(DOCUMENT EXTRACT Opens)

Even the way we are currently feeling can change our memory of something, seeing an event through "rose tinted glasses" for example. On your last day at a job, you may look back at the experience and only really remember the good things about it if you and your colleagues are celebrating your last day.

Many simple experiments have been done to demonstrate just how easily influenced our memory is. After showing someone a video of a car crash and asking them to estimate the speed the cars were travelling, the wording of the question has a big impact on the final speed estimate. People would estimate the speed to be much higher if asked "what speed were the cars travelling when they smashed into each other?" than if the word 'hit', was used.

Adjusting and recreating a memory often doesn't really have much impact on our day to day lives. What does it matter if the man you saw coming out of the shop last week was wearing a black coat, but now that someone else said they saw him wearing a blue coat you think that's what you what saw? But it can have terrible consequences if it happens as part of a criminal investigation.

False memories

Most people can probably understand and have likely experienced their memories changing slightly over time. But is it possible for someone to have a memory of something that didn't actually happen? A memory so real that they truly believe something happened? Frighteningly, the answer seems to be yes.

(DOCUMENT EXTRACT Closes)
(DATASET EXTRACT Opens)

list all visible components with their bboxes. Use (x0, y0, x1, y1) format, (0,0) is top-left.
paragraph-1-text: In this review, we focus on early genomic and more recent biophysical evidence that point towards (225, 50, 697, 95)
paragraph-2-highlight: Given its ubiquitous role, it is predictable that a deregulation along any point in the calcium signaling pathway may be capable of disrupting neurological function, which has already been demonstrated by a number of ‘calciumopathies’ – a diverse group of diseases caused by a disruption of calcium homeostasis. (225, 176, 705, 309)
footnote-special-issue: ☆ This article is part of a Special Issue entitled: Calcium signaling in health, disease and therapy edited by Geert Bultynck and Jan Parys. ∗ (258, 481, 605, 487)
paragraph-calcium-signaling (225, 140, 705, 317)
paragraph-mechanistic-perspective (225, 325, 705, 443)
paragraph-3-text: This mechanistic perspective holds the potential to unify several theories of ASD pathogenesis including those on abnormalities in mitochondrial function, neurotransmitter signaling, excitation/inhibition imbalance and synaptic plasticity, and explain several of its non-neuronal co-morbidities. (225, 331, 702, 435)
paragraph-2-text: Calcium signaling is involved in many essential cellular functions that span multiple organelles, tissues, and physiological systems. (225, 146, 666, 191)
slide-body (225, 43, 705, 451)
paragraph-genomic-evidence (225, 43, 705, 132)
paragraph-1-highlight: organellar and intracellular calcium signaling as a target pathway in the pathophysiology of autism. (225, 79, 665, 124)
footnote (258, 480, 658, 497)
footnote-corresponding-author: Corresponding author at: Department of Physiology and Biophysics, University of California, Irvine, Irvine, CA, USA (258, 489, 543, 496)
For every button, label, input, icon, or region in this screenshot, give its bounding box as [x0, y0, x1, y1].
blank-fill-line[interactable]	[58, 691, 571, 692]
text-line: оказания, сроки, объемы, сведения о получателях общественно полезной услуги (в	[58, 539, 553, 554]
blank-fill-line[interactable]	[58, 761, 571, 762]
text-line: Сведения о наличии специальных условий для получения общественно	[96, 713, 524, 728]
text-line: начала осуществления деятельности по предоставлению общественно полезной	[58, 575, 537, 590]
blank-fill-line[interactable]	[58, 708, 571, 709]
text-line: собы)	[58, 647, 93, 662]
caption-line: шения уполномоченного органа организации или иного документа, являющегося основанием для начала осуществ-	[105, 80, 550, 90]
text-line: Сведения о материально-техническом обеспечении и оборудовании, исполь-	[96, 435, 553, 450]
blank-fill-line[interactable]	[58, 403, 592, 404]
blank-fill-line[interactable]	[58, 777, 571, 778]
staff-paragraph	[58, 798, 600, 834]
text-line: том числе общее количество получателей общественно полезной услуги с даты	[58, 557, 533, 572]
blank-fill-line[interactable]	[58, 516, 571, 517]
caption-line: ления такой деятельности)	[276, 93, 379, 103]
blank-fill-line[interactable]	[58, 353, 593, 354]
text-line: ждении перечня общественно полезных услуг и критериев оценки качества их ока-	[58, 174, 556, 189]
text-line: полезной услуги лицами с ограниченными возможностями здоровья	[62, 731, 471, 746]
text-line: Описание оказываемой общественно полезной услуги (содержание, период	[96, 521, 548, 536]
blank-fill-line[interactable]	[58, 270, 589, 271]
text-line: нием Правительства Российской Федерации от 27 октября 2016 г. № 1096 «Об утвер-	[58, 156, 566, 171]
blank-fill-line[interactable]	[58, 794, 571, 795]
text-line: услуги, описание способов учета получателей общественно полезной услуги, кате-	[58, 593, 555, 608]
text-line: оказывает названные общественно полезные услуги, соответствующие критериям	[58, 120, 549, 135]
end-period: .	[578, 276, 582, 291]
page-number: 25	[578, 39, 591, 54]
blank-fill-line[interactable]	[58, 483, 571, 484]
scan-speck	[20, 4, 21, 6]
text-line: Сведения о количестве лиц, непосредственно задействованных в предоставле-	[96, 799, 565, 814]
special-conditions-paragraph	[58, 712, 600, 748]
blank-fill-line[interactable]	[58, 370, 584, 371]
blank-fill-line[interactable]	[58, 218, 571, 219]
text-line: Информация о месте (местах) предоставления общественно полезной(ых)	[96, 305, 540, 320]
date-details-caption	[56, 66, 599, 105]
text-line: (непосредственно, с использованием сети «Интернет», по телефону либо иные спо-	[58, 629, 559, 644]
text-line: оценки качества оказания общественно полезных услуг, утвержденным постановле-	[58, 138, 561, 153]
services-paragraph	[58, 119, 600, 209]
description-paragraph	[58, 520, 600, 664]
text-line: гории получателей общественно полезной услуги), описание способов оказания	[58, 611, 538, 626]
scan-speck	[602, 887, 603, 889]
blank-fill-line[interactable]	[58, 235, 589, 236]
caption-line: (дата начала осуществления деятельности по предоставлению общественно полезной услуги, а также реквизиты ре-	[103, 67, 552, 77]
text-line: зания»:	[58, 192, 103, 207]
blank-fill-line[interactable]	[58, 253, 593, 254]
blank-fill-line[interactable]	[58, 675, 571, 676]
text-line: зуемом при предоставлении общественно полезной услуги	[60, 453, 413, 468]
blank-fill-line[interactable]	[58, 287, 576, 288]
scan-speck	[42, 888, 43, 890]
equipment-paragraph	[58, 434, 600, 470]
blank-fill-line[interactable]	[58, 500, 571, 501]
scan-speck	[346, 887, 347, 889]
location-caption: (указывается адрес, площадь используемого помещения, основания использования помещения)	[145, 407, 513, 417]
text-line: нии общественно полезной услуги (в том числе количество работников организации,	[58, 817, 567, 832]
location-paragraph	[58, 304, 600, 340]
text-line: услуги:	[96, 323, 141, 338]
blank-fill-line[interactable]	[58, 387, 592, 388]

(DATASET EXTRACT Closes)

- _WHAT IS EXPECTED_:
Please write out the whole passage on memory above, word for word.

- _TASK SOLUTION_:
Even the way we are currently feeling can change our memory of something, seeing an event through "rose tinted glasses" for example. On your last day at a job, you may look back at the experience and only really remember the good things about it if you and your colleagues are celebrating your last day.

Many simple experiments have been done to demonstrate just how easily influenced our memory is. After showing someone a video of a car crash and asking them to estimate the speed the cars were travelling, the wording of the question has a big impact on the final speed estimate. People would estimate the speed to be much higher if asked "what speed were the cars travelling when they smashed into each other?" than if the word 'hit', was used.

Adjusting and recreating a memory often doesn't really have much impact on our day to day lives. What does it matter if the man you saw coming out of the shop last week was wearing a black coat, but now that someone else said they saw him wearing a blue coat you think that's what you what saw? But it can have terrible consequences if it happens as part of a criminal investigation.

False memories

Most people can probably understand and have likely experienced their memories changing slightly over time. But is it possible for someone to have a memory of something that didn't actually happen? A memory so real that they truly believe something happened? Frighteningly, the answer seems to be yes.